> **WHAT THIS TASK INVOLVES**: Restate the listing below word for word, omitting any images.

++++++++++

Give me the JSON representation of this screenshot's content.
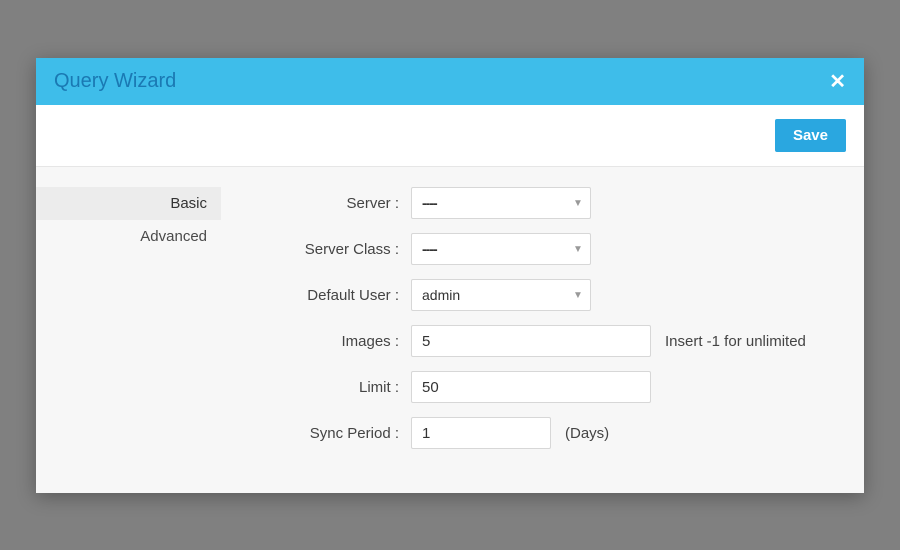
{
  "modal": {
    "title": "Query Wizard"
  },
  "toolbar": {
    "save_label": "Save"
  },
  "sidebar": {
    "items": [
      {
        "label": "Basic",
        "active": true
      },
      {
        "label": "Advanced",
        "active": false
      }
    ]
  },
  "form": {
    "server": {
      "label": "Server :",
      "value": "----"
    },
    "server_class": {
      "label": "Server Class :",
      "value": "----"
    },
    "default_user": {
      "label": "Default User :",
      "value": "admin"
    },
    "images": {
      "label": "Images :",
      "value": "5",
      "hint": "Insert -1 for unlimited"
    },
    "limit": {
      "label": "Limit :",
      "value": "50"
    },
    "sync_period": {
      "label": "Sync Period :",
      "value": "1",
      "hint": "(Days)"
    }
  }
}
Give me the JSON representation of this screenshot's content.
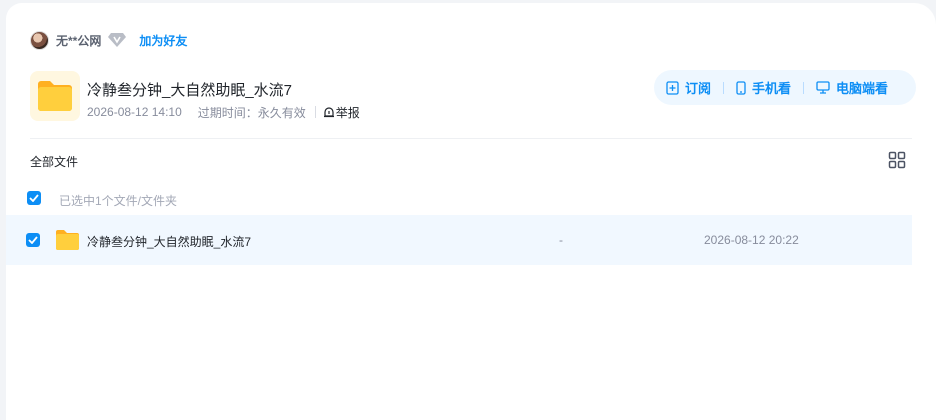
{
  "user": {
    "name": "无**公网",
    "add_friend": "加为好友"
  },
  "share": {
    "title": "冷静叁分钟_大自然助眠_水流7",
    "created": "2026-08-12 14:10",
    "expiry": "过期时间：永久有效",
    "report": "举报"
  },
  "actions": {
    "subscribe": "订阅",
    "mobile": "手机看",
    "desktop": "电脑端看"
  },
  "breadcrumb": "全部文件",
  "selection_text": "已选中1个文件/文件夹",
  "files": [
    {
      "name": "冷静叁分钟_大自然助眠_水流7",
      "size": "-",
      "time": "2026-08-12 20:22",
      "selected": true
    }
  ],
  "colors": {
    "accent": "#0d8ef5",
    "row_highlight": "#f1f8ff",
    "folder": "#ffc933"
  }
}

++++++++++

> **THE REPLY**:
Give me the JSON representation of this screenshot's content.
{
  "modal": {
    "title": "Query Wizard"
  },
  "toolbar": {
    "save_label": "Save"
  },
  "sidebar": {
    "items": [
      {
        "label": "Basic",
        "active": true
      },
      {
        "label": "Advanced",
        "active": false
      }
    ]
  },
  "form": {
    "server": {
      "label": "Server :",
      "value": "----"
    },
    "server_class": {
      "label": "Server Class :",
      "value": "----"
    },
    "default_user": {
      "label": "Default User :",
      "value": "admin"
    },
    "images": {
      "label": "Images :",
      "value": "5",
      "hint": "Insert -1 for unlimited"
    },
    "limit": {
      "label": "Limit :",
      "value": "50"
    },
    "sync_period": {
      "label": "Sync Period :",
      "value": "1",
      "hint": "(Days)"
    }
  }
}
Give me the JSON representation of this screenshot's content.
{
  "user": {
    "name": "无**公网",
    "add_friend": "加为好友"
  },
  "share": {
    "title": "冷静叁分钟_大自然助眠_水流7",
    "created": "2026-08-12 14:10",
    "expiry": "过期时间：永久有效",
    "report": "举报"
  },
  "actions": {
    "subscribe": "订阅",
    "mobile": "手机看",
    "desktop": "电脑端看"
  },
  "breadcrumb": "全部文件",
  "selection_text": "已选中1个文件/文件夹",
  "files": [
    {
      "name": "冷静叁分钟_大自然助眠_水流7",
      "size": "-",
      "time": "2026-08-12 20:22",
      "selected": true
    }
  ],
  "colors": {
    "accent": "#0d8ef5",
    "row_highlight": "#f1f8ff",
    "folder": "#ffc933"
  }
}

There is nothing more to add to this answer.